Pick every line with "graag" from the material below.

Dataset entries:
* * * * * * * * *

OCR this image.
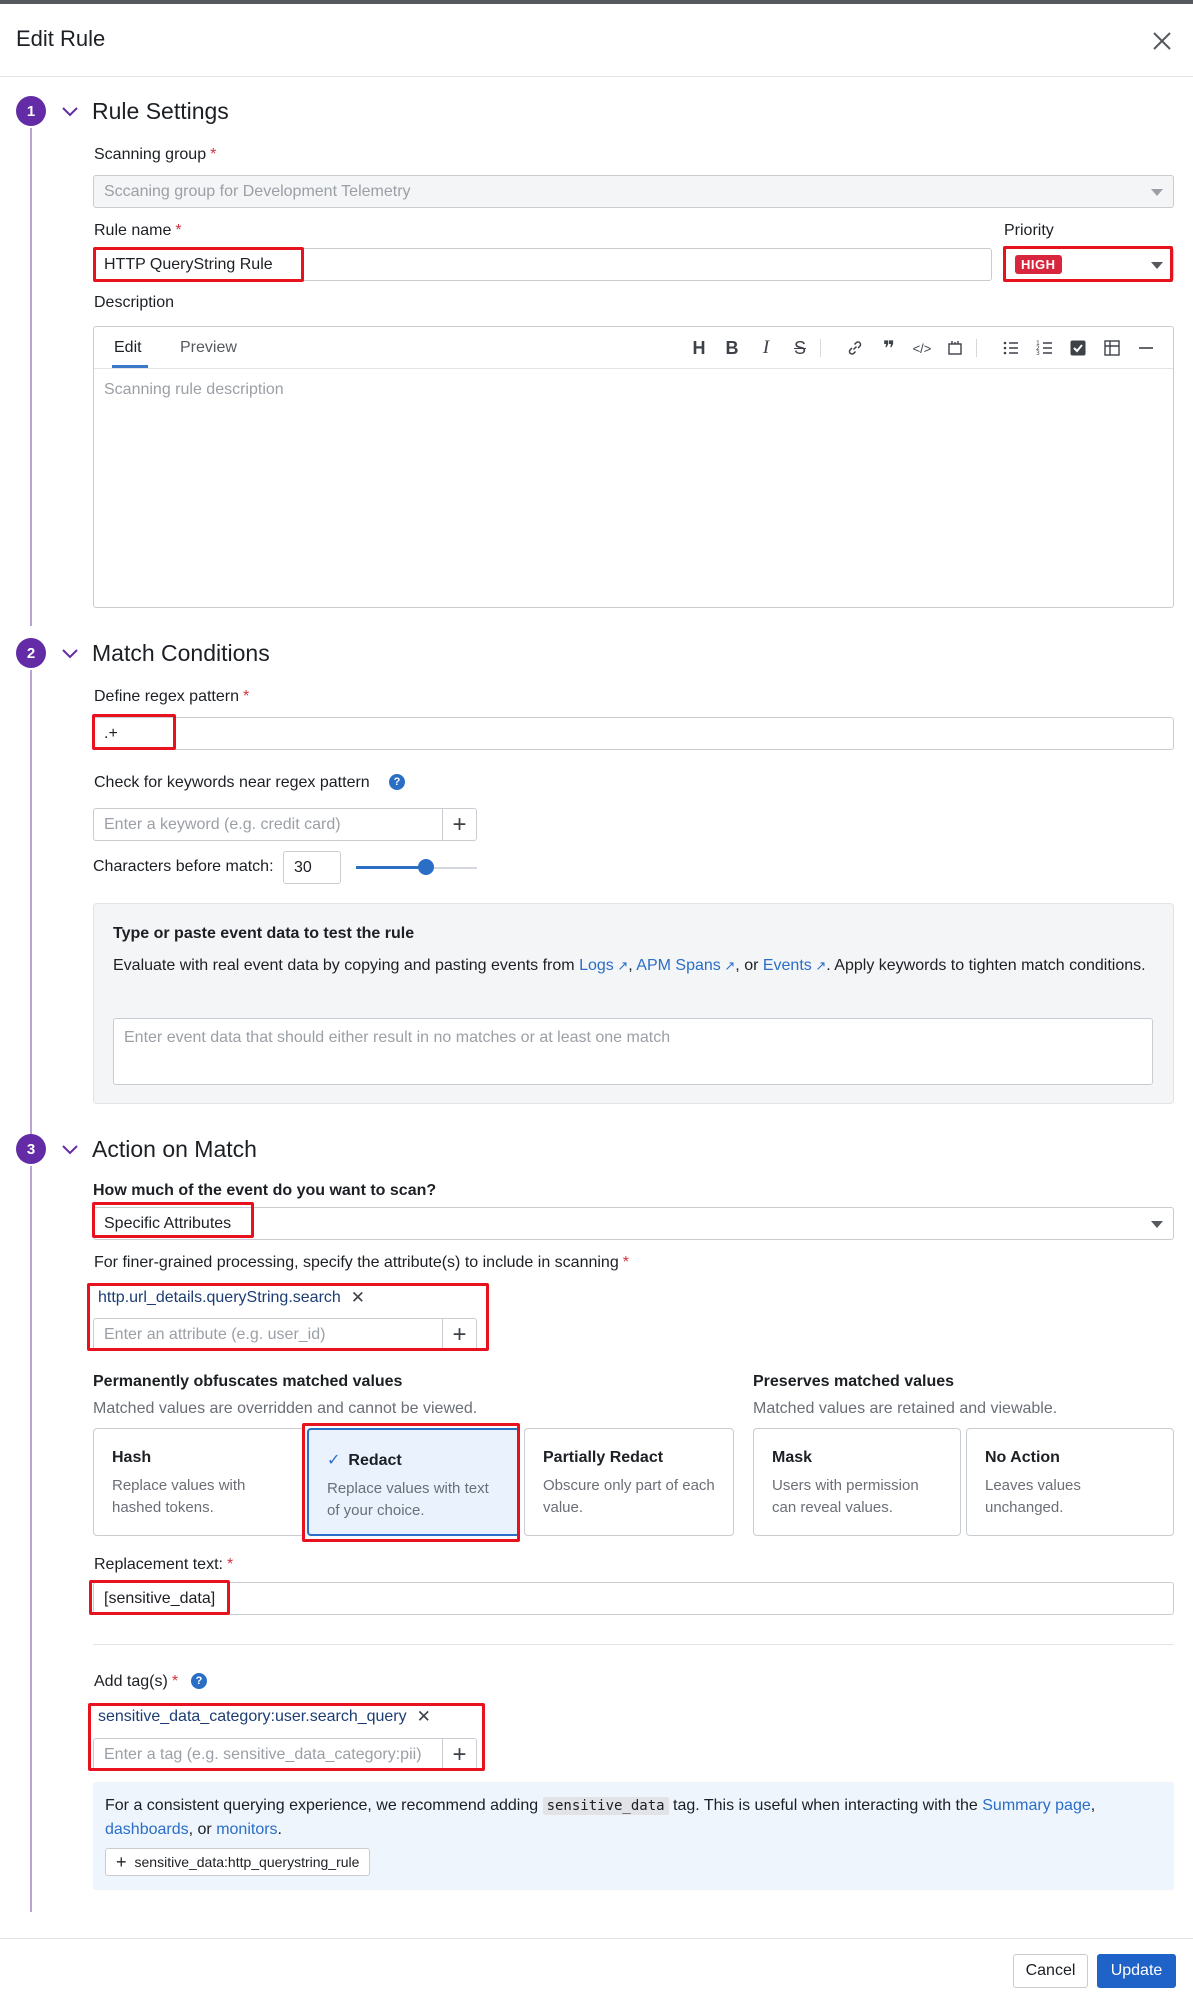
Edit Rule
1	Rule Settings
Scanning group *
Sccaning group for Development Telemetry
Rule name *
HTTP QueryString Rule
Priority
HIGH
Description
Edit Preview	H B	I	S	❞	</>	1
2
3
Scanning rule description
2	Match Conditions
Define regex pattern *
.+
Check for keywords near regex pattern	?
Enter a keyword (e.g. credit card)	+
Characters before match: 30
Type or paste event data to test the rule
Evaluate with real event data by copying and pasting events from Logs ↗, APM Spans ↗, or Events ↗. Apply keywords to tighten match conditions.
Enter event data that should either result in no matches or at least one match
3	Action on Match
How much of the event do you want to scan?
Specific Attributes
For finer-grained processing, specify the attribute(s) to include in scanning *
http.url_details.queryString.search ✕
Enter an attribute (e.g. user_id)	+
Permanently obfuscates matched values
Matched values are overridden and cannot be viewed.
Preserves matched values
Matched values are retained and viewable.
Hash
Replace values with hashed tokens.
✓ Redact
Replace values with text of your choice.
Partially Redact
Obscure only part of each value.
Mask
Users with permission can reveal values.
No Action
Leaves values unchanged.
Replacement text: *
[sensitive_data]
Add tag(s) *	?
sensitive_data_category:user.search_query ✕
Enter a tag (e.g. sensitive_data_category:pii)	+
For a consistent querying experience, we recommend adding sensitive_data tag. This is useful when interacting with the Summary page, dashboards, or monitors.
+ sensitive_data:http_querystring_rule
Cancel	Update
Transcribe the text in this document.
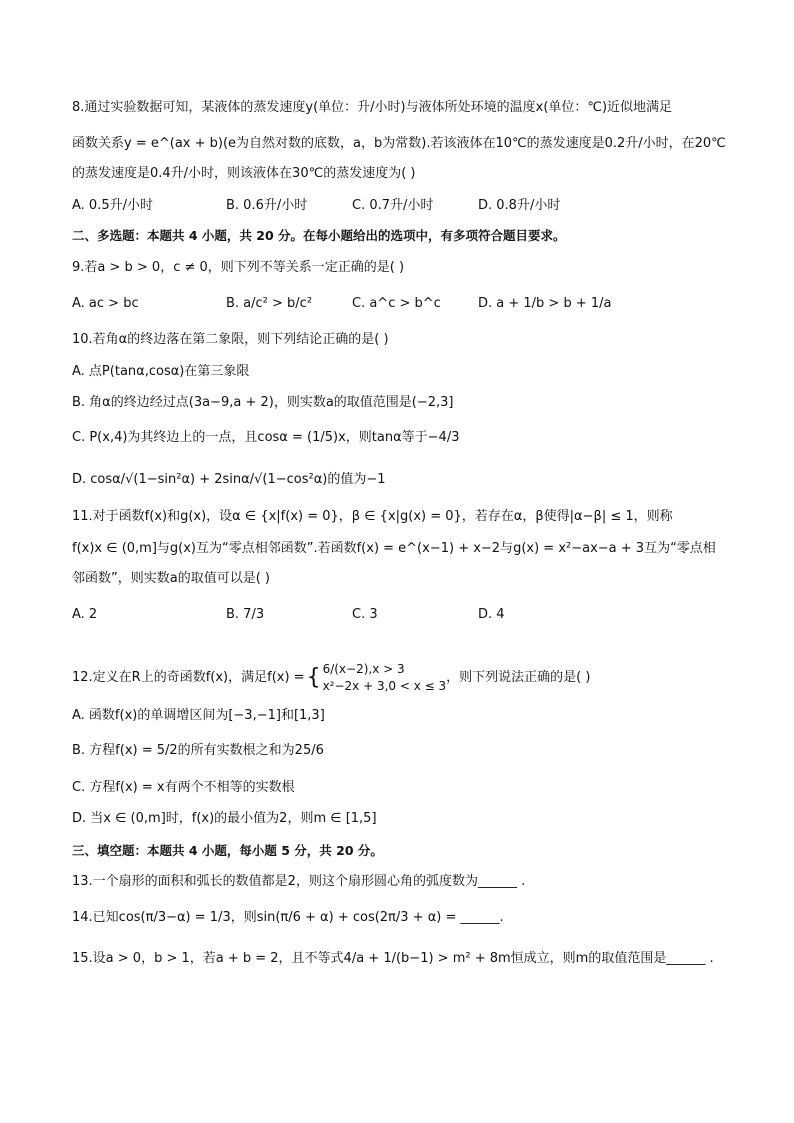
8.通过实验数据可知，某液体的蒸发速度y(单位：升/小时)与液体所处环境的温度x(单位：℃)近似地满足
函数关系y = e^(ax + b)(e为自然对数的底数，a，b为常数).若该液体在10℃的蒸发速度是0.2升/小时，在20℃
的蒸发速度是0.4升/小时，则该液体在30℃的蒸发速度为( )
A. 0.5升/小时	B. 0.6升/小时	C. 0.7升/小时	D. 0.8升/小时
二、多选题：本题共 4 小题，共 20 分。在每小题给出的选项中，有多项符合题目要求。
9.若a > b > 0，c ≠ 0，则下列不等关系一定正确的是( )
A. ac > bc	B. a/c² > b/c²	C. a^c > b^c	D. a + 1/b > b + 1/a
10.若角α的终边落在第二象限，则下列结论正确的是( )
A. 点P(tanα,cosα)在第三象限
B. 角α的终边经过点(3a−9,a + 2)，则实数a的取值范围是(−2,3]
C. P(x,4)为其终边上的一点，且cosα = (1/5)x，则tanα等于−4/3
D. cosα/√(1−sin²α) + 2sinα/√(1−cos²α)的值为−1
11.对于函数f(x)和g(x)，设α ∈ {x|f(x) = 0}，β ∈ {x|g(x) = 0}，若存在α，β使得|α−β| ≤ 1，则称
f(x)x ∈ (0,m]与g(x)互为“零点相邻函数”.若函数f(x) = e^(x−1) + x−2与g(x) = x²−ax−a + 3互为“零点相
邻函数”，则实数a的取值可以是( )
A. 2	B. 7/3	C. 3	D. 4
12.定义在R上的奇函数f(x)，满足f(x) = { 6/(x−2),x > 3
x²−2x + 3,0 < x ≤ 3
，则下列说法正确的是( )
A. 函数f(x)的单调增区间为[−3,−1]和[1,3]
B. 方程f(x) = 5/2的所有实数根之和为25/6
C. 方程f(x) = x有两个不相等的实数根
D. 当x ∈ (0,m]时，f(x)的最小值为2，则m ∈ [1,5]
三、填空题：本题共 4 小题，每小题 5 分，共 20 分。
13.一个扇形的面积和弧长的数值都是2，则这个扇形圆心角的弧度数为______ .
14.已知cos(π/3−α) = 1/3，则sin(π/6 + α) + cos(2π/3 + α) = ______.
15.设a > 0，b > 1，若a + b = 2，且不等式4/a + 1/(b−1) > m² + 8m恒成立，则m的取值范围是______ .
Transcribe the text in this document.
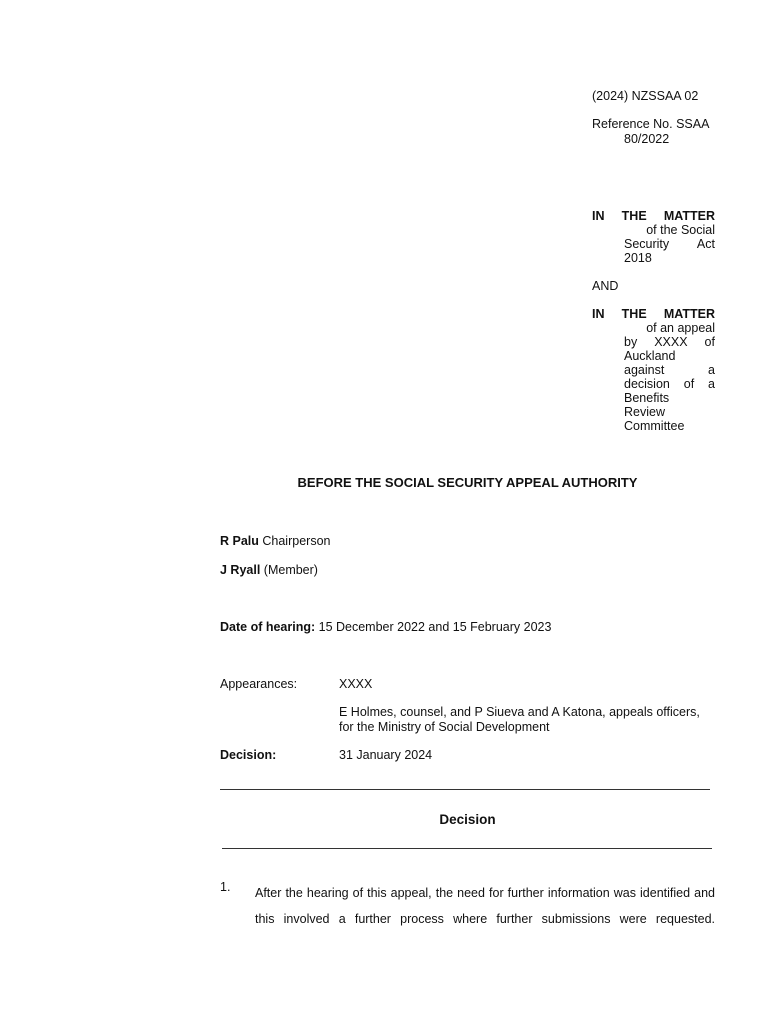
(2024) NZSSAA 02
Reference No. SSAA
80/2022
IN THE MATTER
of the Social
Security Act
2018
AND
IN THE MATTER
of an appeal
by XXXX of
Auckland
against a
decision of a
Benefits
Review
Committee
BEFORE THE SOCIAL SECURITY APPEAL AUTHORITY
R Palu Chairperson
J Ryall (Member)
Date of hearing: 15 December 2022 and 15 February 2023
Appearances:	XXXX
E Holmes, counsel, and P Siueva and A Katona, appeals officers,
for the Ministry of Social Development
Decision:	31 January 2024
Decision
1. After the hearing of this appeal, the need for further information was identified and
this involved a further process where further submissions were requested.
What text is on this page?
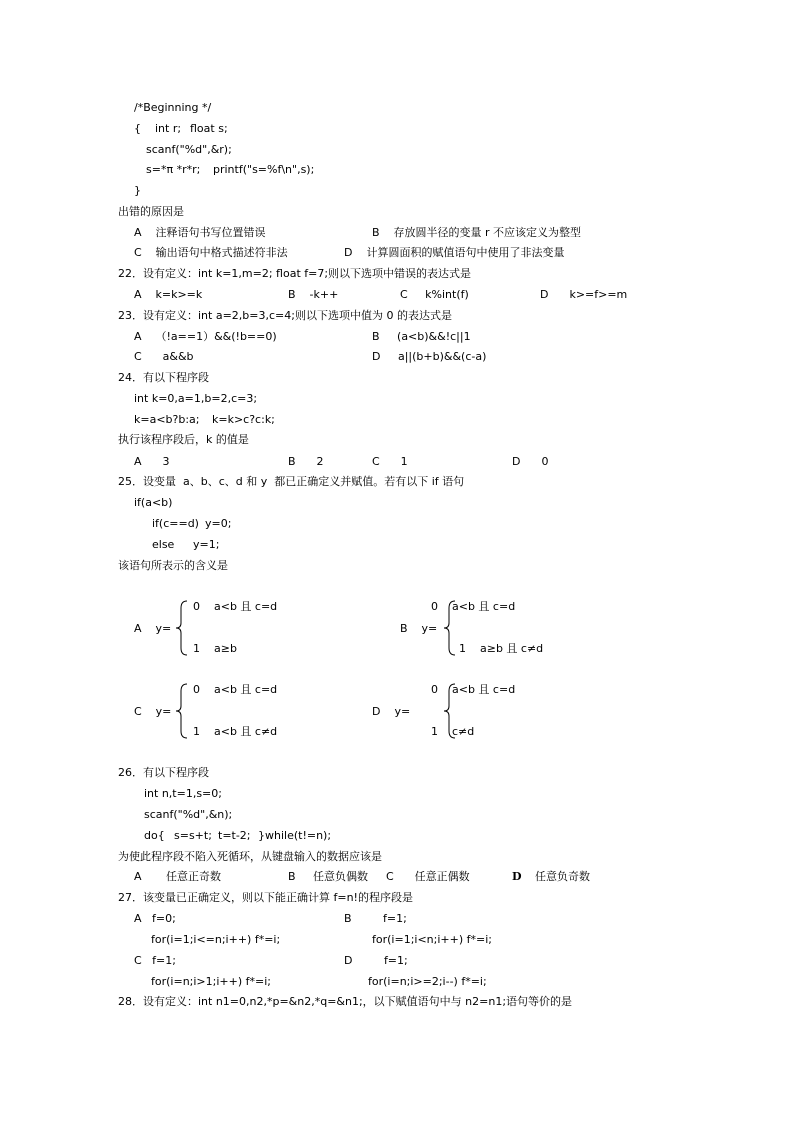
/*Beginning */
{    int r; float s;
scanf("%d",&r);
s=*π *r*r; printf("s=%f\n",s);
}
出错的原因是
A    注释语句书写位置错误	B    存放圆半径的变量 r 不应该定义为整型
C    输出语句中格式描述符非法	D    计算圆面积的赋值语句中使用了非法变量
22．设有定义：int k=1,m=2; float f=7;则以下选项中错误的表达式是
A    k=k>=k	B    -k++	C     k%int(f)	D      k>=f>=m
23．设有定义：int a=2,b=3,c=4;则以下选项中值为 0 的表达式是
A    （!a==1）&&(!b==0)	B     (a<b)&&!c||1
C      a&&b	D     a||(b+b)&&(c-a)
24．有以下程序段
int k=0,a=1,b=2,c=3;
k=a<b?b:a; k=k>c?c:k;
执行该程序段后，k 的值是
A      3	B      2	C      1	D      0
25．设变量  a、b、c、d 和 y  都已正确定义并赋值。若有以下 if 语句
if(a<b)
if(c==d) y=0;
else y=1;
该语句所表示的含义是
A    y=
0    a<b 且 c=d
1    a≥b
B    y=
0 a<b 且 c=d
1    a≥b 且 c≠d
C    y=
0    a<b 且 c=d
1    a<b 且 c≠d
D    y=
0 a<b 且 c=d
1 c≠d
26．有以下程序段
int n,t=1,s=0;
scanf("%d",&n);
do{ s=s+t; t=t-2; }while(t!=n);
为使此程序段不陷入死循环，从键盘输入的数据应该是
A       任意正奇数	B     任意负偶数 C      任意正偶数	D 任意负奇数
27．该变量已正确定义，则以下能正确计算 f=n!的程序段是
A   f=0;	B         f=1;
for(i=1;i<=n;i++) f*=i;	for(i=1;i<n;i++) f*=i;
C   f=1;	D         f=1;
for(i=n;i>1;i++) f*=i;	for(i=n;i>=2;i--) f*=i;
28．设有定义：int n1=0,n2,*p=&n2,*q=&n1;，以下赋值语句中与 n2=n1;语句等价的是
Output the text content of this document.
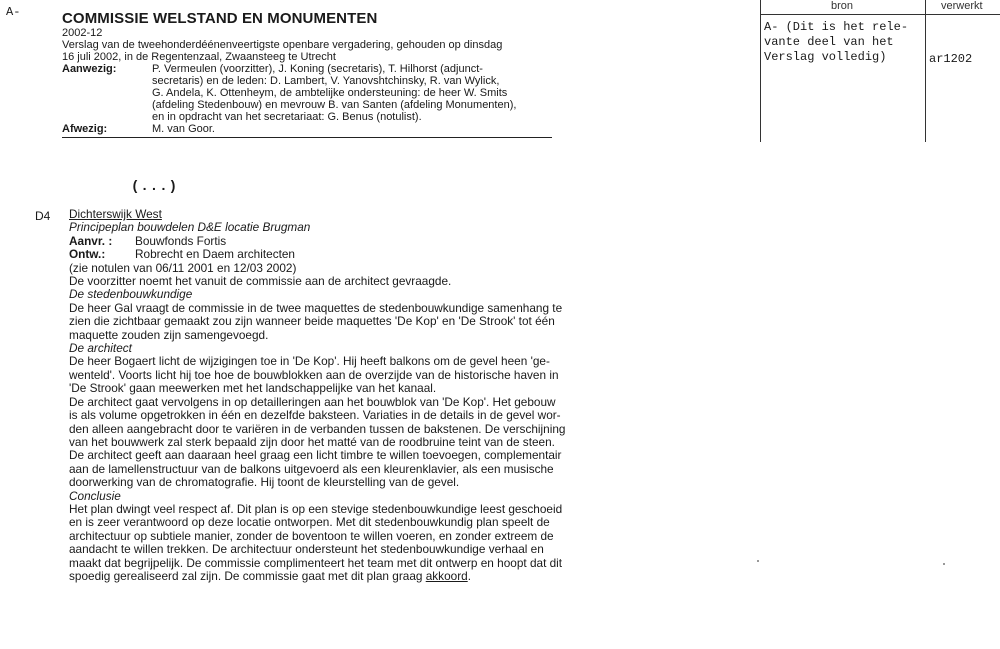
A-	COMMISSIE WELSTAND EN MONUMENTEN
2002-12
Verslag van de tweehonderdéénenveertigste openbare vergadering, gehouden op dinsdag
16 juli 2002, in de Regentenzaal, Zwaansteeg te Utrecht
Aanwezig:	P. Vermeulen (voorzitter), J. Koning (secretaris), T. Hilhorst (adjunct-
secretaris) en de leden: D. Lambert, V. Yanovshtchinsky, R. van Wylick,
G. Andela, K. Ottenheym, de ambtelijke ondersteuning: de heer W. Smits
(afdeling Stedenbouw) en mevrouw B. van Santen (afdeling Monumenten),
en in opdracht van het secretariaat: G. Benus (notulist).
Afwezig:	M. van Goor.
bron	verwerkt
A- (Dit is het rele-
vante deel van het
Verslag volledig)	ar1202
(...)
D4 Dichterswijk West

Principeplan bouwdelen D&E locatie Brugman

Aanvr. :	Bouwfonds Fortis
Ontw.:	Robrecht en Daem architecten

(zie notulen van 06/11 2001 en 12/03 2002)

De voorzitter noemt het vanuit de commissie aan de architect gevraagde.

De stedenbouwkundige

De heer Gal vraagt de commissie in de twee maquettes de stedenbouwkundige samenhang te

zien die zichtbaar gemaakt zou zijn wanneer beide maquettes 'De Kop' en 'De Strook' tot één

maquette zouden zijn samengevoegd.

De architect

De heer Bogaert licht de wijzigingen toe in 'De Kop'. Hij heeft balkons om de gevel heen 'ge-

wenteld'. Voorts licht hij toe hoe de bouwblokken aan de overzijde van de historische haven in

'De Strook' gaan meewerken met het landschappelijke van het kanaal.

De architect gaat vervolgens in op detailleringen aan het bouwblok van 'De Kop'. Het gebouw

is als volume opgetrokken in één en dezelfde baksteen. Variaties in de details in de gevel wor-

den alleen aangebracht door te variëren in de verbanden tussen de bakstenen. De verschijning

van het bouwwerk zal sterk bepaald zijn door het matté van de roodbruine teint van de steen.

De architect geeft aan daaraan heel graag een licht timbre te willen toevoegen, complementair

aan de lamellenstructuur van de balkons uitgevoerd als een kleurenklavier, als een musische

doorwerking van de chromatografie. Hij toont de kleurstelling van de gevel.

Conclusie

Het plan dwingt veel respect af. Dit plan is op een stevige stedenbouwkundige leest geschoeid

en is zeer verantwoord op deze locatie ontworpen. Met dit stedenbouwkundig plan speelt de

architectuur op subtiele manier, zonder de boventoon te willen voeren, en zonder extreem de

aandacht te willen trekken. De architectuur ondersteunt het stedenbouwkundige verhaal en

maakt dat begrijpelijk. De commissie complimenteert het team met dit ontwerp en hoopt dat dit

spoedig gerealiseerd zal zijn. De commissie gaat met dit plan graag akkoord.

* * * * * * * * *

Answer to the problem =>
De architect geeft aan daaraan heel graag een licht timbre te willen toevoegen, complementair
spoedig gerealiseerd zal zijn. De commissie gaat met dit plan graag akkoord.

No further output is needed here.